━━━ Data rows ━━━

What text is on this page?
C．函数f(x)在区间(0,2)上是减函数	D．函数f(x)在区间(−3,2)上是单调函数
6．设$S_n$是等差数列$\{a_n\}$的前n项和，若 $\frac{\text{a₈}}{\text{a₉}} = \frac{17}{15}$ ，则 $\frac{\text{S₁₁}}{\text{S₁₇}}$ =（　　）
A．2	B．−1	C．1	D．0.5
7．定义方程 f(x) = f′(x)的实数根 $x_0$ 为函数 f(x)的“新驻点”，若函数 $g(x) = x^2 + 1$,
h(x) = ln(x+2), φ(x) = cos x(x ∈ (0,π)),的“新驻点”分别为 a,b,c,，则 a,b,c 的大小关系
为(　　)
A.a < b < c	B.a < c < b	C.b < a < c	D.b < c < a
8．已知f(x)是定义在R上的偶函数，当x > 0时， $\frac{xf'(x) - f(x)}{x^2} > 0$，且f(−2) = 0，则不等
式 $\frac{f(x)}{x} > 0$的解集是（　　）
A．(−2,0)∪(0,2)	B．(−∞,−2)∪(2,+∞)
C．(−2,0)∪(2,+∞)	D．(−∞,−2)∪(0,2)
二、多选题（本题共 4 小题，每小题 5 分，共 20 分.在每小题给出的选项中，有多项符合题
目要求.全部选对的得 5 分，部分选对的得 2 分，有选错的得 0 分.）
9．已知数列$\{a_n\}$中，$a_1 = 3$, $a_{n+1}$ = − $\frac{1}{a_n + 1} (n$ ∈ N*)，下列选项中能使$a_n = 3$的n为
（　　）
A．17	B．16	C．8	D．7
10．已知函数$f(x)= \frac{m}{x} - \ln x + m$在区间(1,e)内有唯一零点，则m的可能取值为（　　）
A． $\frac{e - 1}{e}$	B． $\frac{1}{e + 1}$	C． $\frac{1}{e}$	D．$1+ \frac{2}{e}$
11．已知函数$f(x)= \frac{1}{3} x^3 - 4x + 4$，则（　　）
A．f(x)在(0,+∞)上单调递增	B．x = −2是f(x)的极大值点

━━━
━━━ Data rows ━━━

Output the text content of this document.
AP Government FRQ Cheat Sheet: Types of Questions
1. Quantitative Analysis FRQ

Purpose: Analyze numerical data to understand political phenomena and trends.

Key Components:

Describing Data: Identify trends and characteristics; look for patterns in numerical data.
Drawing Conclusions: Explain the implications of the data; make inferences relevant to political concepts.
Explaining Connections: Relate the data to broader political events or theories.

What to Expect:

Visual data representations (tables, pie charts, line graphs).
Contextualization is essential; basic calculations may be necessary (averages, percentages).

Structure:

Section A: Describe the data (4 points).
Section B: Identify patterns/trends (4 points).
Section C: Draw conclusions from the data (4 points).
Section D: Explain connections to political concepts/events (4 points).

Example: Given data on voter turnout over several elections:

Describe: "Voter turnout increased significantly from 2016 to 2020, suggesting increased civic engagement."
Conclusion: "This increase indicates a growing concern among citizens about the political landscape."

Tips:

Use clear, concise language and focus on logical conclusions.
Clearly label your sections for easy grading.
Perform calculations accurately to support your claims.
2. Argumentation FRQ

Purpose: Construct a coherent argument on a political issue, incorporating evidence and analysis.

━━━
━━━ Data rows ━━━

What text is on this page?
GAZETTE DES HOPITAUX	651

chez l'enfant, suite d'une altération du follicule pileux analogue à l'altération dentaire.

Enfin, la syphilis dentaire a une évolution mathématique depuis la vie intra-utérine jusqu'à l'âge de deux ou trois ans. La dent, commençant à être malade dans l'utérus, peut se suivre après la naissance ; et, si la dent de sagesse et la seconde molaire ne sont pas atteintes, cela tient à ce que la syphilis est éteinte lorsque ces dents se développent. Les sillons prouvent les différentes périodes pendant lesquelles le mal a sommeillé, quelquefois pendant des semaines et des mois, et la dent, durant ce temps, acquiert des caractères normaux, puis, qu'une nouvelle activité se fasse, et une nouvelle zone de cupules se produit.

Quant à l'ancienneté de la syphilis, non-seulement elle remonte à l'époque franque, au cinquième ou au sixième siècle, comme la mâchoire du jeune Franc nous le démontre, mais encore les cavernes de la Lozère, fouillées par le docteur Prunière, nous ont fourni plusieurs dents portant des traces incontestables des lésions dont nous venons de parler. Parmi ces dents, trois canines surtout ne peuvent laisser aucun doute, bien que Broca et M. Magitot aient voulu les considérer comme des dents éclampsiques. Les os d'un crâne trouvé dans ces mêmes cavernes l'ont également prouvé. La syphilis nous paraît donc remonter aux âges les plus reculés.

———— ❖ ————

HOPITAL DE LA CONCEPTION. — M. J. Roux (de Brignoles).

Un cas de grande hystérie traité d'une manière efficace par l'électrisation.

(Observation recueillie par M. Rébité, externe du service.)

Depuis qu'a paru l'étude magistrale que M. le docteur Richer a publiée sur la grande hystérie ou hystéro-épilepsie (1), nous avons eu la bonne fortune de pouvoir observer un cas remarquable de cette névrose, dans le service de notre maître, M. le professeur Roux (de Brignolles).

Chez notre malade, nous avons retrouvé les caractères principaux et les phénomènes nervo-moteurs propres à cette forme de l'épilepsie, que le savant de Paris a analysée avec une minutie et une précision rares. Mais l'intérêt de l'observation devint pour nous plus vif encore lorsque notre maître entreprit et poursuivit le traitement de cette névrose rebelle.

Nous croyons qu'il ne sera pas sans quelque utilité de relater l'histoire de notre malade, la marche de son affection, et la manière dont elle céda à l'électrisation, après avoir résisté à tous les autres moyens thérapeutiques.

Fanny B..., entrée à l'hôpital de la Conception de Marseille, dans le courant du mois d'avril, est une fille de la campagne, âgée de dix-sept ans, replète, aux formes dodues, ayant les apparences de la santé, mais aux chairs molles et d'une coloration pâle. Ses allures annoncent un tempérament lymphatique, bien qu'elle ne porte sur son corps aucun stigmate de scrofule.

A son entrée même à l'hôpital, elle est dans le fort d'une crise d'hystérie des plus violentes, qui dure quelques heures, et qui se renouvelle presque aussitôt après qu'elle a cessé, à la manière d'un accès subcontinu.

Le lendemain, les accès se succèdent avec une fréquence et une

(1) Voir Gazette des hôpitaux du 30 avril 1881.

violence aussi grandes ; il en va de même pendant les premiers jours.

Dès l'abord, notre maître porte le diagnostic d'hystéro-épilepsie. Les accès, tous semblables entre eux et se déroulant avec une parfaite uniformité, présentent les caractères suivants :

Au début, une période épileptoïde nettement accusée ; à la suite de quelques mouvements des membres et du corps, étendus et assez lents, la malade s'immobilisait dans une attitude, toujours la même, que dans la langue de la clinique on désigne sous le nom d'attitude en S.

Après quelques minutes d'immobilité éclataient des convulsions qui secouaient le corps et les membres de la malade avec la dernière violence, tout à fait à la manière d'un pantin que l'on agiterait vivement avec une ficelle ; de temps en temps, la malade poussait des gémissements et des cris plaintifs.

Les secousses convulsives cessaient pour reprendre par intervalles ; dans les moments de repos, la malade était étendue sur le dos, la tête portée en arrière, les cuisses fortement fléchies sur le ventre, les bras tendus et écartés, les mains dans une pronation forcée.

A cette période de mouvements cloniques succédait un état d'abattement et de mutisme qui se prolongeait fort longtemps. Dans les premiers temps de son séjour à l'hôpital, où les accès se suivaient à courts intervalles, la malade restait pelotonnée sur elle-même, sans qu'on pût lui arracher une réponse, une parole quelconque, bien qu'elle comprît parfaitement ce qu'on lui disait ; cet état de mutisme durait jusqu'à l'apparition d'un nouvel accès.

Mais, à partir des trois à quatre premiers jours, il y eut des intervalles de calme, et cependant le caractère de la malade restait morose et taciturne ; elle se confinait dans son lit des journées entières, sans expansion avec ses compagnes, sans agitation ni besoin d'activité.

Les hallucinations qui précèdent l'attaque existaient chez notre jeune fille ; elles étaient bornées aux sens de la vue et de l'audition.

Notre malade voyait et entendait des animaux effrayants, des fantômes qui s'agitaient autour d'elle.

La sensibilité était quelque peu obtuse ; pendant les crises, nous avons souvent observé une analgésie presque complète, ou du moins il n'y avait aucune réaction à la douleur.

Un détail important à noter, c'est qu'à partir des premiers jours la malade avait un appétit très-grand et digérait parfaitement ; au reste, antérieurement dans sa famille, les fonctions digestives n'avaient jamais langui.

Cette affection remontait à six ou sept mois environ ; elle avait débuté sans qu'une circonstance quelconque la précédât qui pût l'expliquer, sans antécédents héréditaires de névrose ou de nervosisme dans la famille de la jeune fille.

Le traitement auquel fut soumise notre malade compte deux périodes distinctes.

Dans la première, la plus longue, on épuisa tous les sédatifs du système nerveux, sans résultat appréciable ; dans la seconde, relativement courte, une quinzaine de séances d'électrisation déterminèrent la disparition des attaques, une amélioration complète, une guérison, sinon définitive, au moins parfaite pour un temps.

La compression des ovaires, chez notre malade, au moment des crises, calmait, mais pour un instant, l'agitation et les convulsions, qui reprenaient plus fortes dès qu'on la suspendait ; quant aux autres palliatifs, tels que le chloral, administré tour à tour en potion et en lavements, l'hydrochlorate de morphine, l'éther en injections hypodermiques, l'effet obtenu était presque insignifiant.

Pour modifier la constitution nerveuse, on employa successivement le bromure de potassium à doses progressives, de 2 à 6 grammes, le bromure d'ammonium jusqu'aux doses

━━━

**Set problem:**
Locate all lines in the listing above with the word "complète". Copy them.

**Exercise output:**
La sensibilité était quelque peu obtuse ; pendant les crises, nous avons souvent observé une analgésie presque complète, ou du moins il n'y avait aucune réaction à la douleur.
Dans la première, la plus longue, on épuisa tous les sédatifs du système nerveux, sans résultat appréciable ; dans la seconde, relativement courte, une quinzaine de séances d'électrisation déterminèrent la disparition des attaques, une amélioration complète, une guérison, sinon définitive, au moins parfaite pour un temps.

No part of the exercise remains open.